## What the task asks
Please state how many lines of the data contain "每日所需". The number by itself is enough.
++++++
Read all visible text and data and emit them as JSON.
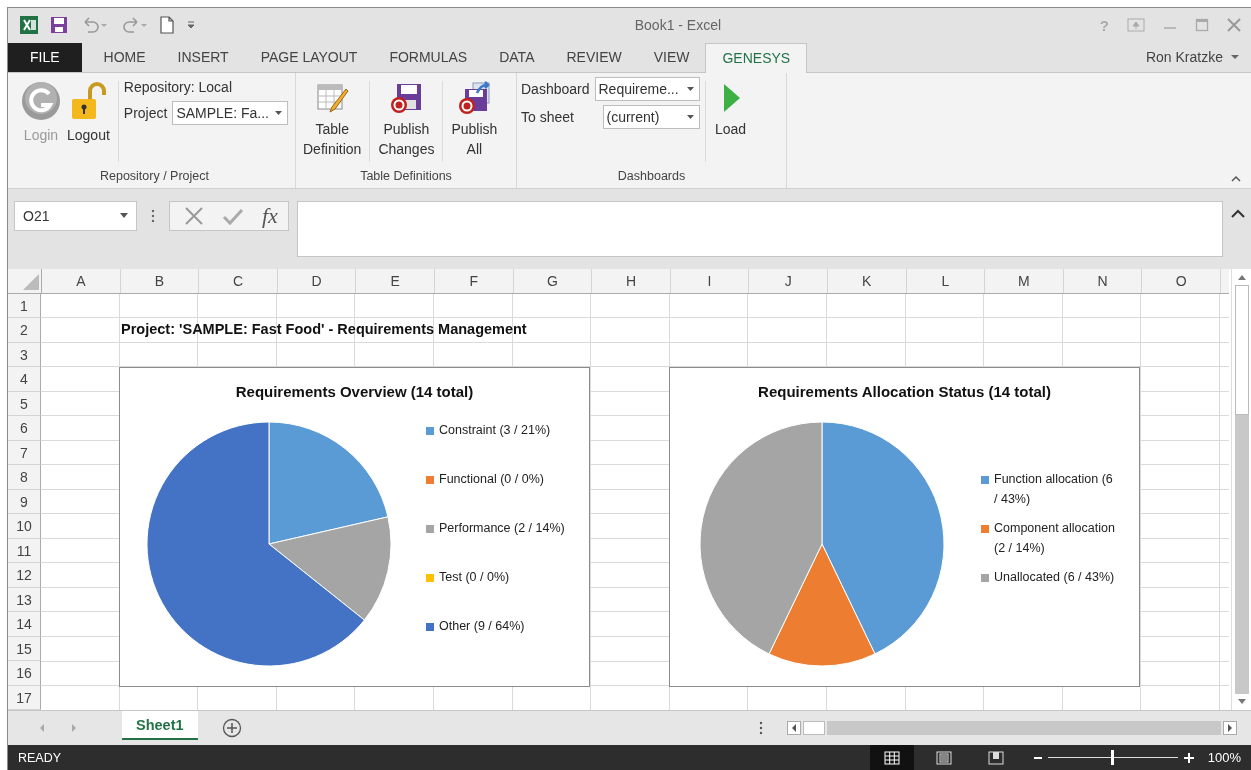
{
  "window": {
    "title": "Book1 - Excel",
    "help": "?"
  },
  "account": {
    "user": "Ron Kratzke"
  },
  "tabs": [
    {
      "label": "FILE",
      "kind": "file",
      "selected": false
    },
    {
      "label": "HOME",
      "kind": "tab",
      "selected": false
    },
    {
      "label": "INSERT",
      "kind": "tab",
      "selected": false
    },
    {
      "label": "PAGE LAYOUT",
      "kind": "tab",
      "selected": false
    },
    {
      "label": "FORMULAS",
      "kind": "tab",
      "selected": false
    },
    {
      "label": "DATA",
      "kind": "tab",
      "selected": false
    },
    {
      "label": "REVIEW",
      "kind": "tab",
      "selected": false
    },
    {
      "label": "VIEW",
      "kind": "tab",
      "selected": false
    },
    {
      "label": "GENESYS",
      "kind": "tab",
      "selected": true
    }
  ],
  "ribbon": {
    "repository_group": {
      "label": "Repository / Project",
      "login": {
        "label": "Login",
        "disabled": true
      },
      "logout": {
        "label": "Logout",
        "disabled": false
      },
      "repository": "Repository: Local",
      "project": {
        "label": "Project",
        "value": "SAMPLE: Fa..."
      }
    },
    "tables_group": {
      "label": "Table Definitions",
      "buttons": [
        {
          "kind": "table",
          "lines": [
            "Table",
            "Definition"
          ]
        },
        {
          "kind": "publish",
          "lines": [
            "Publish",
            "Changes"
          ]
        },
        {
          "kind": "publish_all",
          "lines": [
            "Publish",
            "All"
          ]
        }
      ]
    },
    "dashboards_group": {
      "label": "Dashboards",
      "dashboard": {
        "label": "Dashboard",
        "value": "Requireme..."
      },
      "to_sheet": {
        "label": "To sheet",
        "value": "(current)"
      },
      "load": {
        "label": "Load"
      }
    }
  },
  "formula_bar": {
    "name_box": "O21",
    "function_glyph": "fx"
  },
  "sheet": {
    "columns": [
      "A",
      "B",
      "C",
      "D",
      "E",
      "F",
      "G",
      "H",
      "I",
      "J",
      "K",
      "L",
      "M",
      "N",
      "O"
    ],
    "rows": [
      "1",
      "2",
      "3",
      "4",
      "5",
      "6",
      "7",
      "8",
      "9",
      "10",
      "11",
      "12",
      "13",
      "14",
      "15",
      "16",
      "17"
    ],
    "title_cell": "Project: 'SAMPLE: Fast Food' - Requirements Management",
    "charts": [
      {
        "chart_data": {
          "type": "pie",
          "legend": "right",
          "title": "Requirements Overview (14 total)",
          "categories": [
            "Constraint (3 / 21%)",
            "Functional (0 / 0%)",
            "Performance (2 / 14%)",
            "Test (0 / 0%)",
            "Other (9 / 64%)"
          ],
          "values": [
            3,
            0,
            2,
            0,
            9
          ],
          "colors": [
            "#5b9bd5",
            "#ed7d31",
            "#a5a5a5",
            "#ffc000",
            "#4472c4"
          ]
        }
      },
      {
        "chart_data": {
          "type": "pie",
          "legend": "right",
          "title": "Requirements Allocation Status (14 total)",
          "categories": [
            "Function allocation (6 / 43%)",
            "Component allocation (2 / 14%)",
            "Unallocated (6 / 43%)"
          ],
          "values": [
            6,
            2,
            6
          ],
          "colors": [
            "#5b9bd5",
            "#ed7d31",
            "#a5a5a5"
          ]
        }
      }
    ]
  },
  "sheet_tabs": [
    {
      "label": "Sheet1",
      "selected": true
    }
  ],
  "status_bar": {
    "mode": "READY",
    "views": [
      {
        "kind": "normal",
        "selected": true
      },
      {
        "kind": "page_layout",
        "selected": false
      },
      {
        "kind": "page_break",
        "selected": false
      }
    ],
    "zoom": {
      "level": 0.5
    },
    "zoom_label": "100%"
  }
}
++++++
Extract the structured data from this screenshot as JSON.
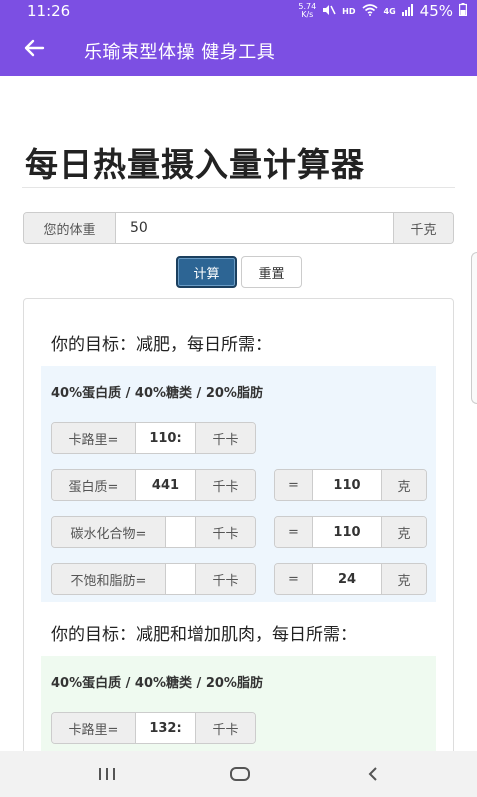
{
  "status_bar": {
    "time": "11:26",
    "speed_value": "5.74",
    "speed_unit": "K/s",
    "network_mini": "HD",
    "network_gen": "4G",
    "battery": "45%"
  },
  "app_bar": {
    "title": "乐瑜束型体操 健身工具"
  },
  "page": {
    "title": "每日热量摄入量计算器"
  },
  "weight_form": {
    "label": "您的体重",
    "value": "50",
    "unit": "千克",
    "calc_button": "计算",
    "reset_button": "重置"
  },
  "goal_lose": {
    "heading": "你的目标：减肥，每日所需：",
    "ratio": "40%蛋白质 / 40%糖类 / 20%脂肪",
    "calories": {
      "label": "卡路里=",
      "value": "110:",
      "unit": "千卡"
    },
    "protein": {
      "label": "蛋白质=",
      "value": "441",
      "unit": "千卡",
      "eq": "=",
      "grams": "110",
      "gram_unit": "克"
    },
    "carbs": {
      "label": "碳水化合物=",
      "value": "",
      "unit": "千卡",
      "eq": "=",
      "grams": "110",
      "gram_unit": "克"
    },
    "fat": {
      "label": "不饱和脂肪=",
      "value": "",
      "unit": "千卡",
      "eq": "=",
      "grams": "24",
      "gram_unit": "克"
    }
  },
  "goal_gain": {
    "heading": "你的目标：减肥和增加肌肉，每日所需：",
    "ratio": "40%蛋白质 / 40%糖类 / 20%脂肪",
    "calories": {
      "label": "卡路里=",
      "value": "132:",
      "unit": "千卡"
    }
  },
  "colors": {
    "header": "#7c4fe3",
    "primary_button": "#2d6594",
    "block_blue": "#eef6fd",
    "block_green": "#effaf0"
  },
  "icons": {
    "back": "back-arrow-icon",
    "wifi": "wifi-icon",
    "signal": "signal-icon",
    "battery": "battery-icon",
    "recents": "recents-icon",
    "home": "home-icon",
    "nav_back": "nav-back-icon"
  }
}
++++++
## Exercise response
2